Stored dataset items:

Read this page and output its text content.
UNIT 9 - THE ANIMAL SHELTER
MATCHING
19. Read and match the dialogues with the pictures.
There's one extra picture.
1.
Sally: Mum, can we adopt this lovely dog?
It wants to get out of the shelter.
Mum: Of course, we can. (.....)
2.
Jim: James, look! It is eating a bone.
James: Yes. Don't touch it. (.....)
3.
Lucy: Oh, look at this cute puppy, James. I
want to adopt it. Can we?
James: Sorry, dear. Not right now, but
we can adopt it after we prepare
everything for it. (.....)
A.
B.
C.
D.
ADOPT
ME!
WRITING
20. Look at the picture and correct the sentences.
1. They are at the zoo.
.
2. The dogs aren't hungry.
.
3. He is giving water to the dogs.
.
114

Task instructions:
Reproduce the records in full, exactly as written.

Answer:
Read this page and output its text content.
UNIT 9 - THE ANIMAL SHELTER
MATCHING
19. Read and match the dialogues with the pictures.
There's one extra picture.
1.
Sally: Mum, can we adopt this lovely dog?
It wants to get out of the shelter.
Mum: Of course, we can. (.....)
2.
Jim: James, look! It is eating a bone.
James: Yes. Don't touch it. (.....)
3.
Lucy: Oh, look at this cute puppy, James. I
want to adopt it. Can we?
James: Sorry, dear. Not right now, but
we can adopt it after we prepare
everything for it. (.....)
A.
B.
C.
D.
ADOPT
ME!
WRITING
20. Look at the picture and correct the sentences.
1. They are at the zoo.
.
2. The dogs aren't hungry.
.
3. He is giving water to the dogs.
.
114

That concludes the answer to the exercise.